In the data, extract each line that holds the string "title".

Records from a data collection:

[START]

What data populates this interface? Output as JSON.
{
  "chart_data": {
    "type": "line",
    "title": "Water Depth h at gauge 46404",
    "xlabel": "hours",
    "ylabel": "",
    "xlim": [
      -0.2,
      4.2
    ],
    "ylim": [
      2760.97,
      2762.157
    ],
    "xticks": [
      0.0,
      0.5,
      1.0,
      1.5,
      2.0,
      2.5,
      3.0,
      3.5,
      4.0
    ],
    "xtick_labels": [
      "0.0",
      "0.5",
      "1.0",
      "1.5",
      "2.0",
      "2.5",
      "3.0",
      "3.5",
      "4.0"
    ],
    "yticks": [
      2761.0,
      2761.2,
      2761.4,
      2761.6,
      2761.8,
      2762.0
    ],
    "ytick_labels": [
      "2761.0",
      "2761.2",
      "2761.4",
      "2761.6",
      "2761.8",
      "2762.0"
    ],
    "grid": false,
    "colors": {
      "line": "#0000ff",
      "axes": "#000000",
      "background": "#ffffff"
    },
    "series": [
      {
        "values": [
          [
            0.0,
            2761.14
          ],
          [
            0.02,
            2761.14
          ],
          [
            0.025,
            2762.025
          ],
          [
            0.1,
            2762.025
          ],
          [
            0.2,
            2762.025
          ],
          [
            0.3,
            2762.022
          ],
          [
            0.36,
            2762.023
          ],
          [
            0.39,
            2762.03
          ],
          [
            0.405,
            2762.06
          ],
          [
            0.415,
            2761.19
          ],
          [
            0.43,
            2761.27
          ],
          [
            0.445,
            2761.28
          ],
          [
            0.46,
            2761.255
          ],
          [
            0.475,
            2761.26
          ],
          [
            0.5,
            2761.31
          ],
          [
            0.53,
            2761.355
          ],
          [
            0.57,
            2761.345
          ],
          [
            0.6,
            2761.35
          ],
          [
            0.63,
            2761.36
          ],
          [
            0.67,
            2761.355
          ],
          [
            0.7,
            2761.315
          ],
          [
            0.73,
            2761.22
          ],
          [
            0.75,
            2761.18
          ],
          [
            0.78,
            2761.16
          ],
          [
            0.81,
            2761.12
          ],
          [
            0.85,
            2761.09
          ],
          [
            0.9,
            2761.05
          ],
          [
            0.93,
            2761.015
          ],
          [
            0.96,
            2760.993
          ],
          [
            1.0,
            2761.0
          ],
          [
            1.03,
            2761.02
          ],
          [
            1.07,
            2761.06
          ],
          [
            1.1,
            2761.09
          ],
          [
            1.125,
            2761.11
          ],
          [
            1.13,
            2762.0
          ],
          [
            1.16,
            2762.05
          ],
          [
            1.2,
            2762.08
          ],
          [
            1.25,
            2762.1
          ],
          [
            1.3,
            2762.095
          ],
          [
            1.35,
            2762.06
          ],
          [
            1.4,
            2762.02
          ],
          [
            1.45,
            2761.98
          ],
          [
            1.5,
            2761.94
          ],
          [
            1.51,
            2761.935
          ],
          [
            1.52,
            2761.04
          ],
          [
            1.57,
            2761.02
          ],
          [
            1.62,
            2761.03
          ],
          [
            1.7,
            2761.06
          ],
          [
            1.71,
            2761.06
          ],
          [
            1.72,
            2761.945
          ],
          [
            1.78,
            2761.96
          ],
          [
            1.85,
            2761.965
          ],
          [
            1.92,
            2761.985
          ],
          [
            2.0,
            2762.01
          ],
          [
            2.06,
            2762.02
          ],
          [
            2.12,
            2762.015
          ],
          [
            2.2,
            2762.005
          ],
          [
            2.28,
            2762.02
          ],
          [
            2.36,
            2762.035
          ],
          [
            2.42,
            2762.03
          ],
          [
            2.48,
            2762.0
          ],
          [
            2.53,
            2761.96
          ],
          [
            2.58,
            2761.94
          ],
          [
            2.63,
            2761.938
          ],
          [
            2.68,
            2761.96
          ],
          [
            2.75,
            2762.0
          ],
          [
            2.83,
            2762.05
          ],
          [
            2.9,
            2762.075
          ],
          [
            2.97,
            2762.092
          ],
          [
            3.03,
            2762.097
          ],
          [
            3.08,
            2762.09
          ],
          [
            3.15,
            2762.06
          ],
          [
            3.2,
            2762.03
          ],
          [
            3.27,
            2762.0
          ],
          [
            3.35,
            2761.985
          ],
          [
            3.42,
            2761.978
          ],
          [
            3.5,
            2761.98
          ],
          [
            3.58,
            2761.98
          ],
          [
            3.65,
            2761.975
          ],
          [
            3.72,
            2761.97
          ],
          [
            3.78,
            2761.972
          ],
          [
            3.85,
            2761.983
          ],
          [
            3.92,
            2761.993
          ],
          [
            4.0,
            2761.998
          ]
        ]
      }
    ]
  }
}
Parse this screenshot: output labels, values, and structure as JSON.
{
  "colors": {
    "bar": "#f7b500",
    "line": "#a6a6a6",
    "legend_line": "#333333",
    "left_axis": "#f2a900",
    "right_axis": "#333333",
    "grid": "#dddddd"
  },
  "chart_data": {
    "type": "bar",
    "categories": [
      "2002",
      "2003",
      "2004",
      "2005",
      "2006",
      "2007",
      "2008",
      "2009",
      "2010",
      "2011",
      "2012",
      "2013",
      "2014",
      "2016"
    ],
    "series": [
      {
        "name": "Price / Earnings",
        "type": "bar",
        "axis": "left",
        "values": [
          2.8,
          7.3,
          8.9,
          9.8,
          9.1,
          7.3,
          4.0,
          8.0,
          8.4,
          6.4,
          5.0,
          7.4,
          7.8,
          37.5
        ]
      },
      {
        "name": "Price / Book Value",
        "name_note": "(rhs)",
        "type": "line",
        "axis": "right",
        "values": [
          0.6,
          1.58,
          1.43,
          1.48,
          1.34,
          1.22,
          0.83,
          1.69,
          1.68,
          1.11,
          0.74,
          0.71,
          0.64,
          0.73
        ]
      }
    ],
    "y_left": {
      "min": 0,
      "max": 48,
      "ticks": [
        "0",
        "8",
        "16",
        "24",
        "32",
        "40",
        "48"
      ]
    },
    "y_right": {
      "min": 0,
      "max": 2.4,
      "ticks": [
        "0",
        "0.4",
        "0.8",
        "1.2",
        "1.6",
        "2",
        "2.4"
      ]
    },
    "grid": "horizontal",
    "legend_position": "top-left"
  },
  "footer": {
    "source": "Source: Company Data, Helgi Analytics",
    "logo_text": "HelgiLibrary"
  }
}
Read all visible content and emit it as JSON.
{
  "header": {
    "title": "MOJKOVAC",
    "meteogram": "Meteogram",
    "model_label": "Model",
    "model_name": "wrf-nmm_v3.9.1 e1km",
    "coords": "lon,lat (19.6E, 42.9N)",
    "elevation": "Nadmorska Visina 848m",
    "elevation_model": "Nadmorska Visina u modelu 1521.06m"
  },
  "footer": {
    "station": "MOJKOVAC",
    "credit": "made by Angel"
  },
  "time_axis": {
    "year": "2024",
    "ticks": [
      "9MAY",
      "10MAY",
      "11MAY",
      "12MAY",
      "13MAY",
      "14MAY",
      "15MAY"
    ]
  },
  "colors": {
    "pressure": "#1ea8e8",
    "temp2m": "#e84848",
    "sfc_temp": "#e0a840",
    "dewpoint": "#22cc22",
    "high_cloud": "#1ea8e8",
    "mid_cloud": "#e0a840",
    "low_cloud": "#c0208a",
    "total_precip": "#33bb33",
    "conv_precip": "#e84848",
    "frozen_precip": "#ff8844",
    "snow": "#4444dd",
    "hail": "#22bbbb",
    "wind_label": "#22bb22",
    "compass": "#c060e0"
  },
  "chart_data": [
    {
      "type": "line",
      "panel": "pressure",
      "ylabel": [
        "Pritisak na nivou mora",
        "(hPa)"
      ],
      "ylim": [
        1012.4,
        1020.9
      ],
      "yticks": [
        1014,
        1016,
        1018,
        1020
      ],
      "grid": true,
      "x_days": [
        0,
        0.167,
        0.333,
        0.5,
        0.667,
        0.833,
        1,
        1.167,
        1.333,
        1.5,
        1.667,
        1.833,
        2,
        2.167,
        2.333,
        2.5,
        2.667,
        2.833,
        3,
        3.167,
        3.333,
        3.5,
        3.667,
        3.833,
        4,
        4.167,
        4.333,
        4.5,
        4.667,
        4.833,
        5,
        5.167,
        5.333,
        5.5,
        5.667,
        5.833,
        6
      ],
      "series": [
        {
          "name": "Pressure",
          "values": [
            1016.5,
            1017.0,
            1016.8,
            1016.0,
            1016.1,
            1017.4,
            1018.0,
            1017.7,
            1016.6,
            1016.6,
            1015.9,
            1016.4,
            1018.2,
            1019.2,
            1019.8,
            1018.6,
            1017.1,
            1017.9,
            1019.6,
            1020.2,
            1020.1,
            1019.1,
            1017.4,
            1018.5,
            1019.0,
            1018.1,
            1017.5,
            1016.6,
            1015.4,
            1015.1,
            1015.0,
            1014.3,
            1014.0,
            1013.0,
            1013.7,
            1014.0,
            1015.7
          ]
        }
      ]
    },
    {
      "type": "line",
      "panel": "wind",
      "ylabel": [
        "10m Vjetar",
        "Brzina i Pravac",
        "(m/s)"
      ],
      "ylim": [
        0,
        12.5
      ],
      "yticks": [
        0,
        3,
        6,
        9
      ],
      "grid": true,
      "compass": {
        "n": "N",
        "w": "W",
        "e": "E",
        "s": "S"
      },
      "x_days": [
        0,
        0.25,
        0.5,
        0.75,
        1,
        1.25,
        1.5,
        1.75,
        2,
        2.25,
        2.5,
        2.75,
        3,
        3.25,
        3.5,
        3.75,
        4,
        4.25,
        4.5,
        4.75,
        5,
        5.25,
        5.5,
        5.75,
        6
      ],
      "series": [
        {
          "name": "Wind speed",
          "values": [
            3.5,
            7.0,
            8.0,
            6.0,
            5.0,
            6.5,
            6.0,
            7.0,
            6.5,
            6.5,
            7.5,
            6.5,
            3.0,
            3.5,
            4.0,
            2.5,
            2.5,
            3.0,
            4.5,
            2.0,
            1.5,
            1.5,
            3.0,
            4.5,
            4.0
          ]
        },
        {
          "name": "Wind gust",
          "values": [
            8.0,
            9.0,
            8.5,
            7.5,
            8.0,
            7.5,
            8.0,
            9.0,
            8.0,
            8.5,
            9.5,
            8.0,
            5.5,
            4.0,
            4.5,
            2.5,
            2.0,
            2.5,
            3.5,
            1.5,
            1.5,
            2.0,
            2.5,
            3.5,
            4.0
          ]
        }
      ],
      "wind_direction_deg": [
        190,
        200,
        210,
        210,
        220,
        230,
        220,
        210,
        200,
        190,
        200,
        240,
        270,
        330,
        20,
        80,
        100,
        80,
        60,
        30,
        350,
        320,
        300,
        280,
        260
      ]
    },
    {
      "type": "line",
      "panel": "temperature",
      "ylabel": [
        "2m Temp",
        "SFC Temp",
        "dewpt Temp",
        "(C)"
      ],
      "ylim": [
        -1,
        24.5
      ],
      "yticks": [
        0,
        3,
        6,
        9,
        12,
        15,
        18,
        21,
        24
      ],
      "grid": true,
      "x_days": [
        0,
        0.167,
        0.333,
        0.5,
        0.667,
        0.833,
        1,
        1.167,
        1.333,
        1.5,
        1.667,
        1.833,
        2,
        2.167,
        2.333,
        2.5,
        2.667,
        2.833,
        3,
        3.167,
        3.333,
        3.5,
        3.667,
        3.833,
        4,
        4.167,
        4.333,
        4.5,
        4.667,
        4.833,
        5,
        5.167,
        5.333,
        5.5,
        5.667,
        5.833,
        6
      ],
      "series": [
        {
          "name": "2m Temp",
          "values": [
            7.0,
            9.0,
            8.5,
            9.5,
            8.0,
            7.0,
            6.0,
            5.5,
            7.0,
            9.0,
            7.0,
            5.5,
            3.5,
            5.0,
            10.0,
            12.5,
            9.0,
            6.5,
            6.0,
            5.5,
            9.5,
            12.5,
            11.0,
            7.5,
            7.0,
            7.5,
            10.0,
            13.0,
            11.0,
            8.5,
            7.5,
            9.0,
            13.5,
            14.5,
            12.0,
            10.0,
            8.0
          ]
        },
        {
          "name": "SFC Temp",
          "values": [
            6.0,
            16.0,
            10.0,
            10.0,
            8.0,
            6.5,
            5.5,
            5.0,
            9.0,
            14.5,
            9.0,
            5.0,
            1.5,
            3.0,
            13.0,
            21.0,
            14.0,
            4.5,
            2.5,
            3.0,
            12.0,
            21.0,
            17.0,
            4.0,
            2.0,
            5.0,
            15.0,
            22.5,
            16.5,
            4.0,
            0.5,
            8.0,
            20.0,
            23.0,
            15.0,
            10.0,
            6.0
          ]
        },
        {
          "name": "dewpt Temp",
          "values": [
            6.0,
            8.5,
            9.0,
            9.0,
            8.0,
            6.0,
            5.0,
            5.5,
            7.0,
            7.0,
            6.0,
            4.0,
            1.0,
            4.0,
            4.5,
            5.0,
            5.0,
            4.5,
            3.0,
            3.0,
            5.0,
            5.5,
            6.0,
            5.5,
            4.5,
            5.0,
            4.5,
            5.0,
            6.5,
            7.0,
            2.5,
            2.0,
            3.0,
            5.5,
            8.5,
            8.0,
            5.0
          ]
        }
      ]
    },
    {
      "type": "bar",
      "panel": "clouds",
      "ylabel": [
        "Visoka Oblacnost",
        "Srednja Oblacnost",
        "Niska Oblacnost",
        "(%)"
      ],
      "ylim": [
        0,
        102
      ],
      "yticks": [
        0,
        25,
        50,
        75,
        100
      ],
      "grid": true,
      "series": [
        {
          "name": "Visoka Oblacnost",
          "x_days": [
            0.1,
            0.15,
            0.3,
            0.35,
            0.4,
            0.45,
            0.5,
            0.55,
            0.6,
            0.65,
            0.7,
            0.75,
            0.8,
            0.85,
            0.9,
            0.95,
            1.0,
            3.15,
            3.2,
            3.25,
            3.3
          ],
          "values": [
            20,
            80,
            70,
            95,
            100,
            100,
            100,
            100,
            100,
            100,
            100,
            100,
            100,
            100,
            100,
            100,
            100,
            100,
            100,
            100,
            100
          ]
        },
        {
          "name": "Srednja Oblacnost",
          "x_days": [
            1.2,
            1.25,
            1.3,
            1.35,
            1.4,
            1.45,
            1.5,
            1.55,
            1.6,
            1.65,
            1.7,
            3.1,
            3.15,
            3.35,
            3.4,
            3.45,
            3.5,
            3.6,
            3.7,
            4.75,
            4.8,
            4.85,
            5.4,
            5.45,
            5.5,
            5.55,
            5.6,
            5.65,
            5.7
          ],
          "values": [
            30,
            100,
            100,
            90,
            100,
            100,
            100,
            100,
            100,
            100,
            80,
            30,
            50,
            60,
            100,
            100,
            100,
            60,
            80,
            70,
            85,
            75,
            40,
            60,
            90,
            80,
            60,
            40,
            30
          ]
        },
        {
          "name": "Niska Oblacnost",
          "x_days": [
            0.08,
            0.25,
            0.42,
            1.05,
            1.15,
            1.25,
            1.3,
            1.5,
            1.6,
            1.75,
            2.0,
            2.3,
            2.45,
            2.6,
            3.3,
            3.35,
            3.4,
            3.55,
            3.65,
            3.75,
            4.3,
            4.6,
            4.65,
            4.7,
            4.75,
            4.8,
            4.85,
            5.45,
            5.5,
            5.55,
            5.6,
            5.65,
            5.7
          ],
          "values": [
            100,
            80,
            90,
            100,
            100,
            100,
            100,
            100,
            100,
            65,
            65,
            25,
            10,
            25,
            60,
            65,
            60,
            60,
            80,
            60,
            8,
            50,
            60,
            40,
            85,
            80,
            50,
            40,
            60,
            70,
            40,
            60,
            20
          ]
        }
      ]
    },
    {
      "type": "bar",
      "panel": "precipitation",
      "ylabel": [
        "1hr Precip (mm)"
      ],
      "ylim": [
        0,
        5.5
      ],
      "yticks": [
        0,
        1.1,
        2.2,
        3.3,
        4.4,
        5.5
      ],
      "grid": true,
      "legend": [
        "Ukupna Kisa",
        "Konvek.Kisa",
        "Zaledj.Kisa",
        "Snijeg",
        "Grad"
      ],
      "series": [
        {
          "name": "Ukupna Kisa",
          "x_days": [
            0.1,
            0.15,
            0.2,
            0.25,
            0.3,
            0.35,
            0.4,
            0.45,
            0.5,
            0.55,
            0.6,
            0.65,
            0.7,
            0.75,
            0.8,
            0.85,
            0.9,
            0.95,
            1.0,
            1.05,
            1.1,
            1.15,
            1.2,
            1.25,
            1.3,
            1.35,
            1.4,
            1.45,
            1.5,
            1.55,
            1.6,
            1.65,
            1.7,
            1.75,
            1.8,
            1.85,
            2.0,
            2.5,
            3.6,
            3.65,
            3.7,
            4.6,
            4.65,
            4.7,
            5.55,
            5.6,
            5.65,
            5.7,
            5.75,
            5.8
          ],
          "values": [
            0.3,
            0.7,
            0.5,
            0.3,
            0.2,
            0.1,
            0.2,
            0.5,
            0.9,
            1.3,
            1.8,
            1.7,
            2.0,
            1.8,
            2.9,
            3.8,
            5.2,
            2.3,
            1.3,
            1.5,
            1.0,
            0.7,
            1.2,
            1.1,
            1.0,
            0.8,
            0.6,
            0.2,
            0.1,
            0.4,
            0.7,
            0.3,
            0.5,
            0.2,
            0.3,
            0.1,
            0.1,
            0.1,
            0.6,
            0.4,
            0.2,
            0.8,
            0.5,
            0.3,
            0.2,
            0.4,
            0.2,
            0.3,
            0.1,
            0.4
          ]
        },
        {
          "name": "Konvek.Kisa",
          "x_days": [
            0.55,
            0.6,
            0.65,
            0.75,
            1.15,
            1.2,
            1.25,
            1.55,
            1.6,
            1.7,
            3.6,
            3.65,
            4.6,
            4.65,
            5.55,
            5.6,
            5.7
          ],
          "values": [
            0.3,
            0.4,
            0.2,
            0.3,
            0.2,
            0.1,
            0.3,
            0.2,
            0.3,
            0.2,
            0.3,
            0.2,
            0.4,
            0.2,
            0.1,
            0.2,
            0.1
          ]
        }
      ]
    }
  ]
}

[END]

Final answer:
    "title": "Water Depth h at gauge 46404",
    "title": "MOJKOVAC",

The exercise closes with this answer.